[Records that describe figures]

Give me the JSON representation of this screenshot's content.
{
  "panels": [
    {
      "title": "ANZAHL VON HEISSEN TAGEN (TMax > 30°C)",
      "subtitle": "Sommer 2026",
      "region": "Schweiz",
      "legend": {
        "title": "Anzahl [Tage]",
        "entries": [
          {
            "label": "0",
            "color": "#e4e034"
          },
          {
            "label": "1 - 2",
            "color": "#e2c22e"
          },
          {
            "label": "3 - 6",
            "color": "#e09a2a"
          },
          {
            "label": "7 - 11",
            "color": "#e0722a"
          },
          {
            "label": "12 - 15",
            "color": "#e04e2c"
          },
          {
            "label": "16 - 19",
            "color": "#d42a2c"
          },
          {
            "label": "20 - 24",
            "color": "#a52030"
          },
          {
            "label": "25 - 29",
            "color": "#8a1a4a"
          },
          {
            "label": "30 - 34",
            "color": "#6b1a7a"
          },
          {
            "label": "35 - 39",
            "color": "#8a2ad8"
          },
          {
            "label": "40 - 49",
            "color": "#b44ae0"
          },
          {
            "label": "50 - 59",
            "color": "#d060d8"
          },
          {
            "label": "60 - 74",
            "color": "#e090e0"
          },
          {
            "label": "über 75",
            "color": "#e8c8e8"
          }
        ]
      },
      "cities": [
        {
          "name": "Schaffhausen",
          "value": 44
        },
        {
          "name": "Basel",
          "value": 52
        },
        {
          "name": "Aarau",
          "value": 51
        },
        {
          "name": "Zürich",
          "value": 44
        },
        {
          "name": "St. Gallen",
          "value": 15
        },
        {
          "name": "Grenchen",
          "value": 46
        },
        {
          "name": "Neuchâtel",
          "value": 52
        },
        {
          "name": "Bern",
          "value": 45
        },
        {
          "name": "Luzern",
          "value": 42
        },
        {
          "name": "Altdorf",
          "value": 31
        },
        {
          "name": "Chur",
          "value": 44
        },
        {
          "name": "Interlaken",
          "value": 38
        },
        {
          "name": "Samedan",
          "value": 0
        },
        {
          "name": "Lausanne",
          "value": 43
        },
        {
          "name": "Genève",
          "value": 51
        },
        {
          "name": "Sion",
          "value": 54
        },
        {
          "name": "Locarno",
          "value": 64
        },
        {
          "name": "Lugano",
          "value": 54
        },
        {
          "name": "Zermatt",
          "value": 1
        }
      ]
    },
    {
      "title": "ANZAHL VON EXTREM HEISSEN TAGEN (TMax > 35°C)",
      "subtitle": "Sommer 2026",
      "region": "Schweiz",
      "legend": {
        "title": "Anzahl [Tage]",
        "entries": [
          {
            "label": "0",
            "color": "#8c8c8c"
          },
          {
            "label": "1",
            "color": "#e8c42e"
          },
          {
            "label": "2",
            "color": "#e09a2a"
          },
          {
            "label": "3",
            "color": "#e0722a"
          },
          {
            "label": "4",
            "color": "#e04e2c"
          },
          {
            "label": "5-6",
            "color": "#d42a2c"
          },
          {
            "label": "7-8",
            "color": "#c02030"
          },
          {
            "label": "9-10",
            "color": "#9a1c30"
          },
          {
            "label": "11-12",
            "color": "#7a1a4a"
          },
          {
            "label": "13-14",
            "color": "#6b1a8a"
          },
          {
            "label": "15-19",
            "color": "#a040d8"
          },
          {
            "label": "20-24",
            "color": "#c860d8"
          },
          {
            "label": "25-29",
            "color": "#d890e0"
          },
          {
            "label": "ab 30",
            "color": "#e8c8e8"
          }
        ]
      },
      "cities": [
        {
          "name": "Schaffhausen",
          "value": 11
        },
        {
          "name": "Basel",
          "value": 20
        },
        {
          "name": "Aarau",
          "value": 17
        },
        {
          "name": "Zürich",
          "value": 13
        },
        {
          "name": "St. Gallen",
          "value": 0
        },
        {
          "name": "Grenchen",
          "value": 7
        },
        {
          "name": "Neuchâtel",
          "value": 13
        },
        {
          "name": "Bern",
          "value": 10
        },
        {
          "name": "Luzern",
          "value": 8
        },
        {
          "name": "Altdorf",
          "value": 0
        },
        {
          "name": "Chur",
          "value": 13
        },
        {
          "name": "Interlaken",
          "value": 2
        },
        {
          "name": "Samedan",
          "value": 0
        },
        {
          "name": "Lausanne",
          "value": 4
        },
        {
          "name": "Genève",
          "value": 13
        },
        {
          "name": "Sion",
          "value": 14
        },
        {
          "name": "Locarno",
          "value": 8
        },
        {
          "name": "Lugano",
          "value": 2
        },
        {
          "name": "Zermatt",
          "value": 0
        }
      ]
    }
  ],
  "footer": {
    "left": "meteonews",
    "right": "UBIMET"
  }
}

## [Task description]
Return the listing above in full, character for character.

## [Expected answer]
Give me the JSON representation of this screenshot's content.
{
  "panels": [
    {
      "title": "ANZAHL VON HEISSEN TAGEN (TMax > 30°C)",
      "subtitle": "Sommer 2026",
      "region": "Schweiz",
      "legend": {
        "title": "Anzahl [Tage]",
        "entries": [
          {
            "label": "0",
            "color": "#e4e034"
          },
          {
            "label": "1 - 2",
            "color": "#e2c22e"
          },
          {
            "label": "3 - 6",
            "color": "#e09a2a"
          },
          {
            "label": "7 - 11",
            "color": "#e0722a"
          },
          {
            "label": "12 - 15",
            "color": "#e04e2c"
          },
          {
            "label": "16 - 19",
            "color": "#d42a2c"
          },
          {
            "label": "20 - 24",
            "color": "#a52030"
          },
          {
            "label": "25 - 29",
            "color": "#8a1a4a"
          },
          {
            "label": "30 - 34",
            "color": "#6b1a7a"
          },
          {
            "label": "35 - 39",
            "color": "#8a2ad8"
          },
          {
            "label": "40 - 49",
            "color": "#b44ae0"
          },
          {
            "label": "50 - 59",
            "color": "#d060d8"
          },
          {
            "label": "60 - 74",
            "color": "#e090e0"
          },
          {
            "label": "über 75",
            "color": "#e8c8e8"
          }
        ]
      },
      "cities": [
        {
          "name": "Schaffhausen",
          "value": 44
        },
        {
          "name": "Basel",
          "value": 52
        },
        {
          "name": "Aarau",
          "value": 51
        },
        {
          "name": "Zürich",
          "value": 44
        },
        {
          "name": "St. Gallen",
          "value": 15
        },
        {
          "name": "Grenchen",
          "value": 46
        },
        {
          "name": "Neuchâtel",
          "value": 52
        },
        {
          "name": "Bern",
          "value": 45
        },
        {
          "name": "Luzern",
          "value": 42
        },
        {
          "name": "Altdorf",
          "value": 31
        },
        {
          "name": "Chur",
          "value": 44
        },
        {
          "name": "Interlaken",
          "value": 38
        },
        {
          "name": "Samedan",
          "value": 0
        },
        {
          "name": "Lausanne",
          "value": 43
        },
        {
          "name": "Genève",
          "value": 51
        },
        {
          "name": "Sion",
          "value": 54
        },
        {
          "name": "Locarno",
          "value": 64
        },
        {
          "name": "Lugano",
          "value": 54
        },
        {
          "name": "Zermatt",
          "value": 1
        }
      ]
    },
    {
      "title": "ANZAHL VON EXTREM HEISSEN TAGEN (TMax > 35°C)",
      "subtitle": "Sommer 2026",
      "region": "Schweiz",
      "legend": {
        "title": "Anzahl [Tage]",
        "entries": [
          {
            "label": "0",
            "color": "#8c8c8c"
          },
          {
            "label": "1",
            "color": "#e8c42e"
          },
          {
            "label": "2",
            "color": "#e09a2a"
          },
          {
            "label": "3",
            "color": "#e0722a"
          },
          {
            "label": "4",
            "color": "#e04e2c"
          },
          {
            "label": "5-6",
            "color": "#d42a2c"
          },
          {
            "label": "7-8",
            "color": "#c02030"
          },
          {
            "label": "9-10",
            "color": "#9a1c30"
          },
          {
            "label": "11-12",
            "color": "#7a1a4a"
          },
          {
            "label": "13-14",
            "color": "#6b1a8a"
          },
          {
            "label": "15-19",
            "color": "#a040d8"
          },
          {
            "label": "20-24",
            "color": "#c860d8"
          },
          {
            "label": "25-29",
            "color": "#d890e0"
          },
          {
            "label": "ab 30",
            "color": "#e8c8e8"
          }
        ]
      },
      "cities": [
        {
          "name": "Schaffhausen",
          "value": 11
        },
        {
          "name": "Basel",
          "value": 20
        },
        {
          "name": "Aarau",
          "value": 17
        },
        {
          "name": "Zürich",
          "value": 13
        },
        {
          "name": "St. Gallen",
          "value": 0
        },
        {
          "name": "Grenchen",
          "value": 7
        },
        {
          "name": "Neuchâtel",
          "value": 13
        },
        {
          "name": "Bern",
          "value": 10
        },
        {
          "name": "Luzern",
          "value": 8
        },
        {
          "name": "Altdorf",
          "value": 0
        },
        {
          "name": "Chur",
          "value": 13
        },
        {
          "name": "Interlaken",
          "value": 2
        },
        {
          "name": "Samedan",
          "value": 0
        },
        {
          "name": "Lausanne",
          "value": 4
        },
        {
          "name": "Genève",
          "value": 13
        },
        {
          "name": "Sion",
          "value": 14
        },
        {
          "name": "Locarno",
          "value": 8
        },
        {
          "name": "Lugano",
          "value": 2
        },
        {
          "name": "Zermatt",
          "value": 0
        }
      ]
    }
  ],
  "footer": {
    "left": "meteonews",
    "right": "UBIMET"
  }
}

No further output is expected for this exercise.